-- start RECORDS FOR PROCESSING --
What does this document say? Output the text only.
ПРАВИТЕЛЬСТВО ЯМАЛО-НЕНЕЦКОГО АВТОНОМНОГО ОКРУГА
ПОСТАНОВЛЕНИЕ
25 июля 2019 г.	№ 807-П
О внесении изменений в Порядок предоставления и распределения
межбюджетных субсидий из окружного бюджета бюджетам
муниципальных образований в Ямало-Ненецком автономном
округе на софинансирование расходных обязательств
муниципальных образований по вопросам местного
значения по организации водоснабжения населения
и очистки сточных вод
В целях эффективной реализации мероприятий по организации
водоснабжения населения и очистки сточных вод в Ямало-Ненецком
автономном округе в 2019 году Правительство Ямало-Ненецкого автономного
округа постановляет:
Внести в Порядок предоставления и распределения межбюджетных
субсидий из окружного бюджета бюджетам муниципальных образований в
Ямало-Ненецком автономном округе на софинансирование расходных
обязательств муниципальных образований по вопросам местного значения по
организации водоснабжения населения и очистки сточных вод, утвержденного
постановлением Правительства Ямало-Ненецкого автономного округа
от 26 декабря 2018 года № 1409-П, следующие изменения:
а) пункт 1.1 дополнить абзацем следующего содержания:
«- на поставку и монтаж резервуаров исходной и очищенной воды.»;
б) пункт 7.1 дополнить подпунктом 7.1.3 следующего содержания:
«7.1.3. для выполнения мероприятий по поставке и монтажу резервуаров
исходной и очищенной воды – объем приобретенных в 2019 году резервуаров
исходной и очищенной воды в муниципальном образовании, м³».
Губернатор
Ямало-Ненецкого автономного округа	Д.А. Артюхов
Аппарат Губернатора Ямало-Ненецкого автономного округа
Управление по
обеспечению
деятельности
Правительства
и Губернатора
-- end RECORDS FOR PROCESSING --
Identify which lines contain the word "дополнить" and copy each one.

а) пункт 1.1 дополнить абзацем следующего содержания:
б) пункт 7.1 дополнить подпунктом 7.1.3 следующего содержания:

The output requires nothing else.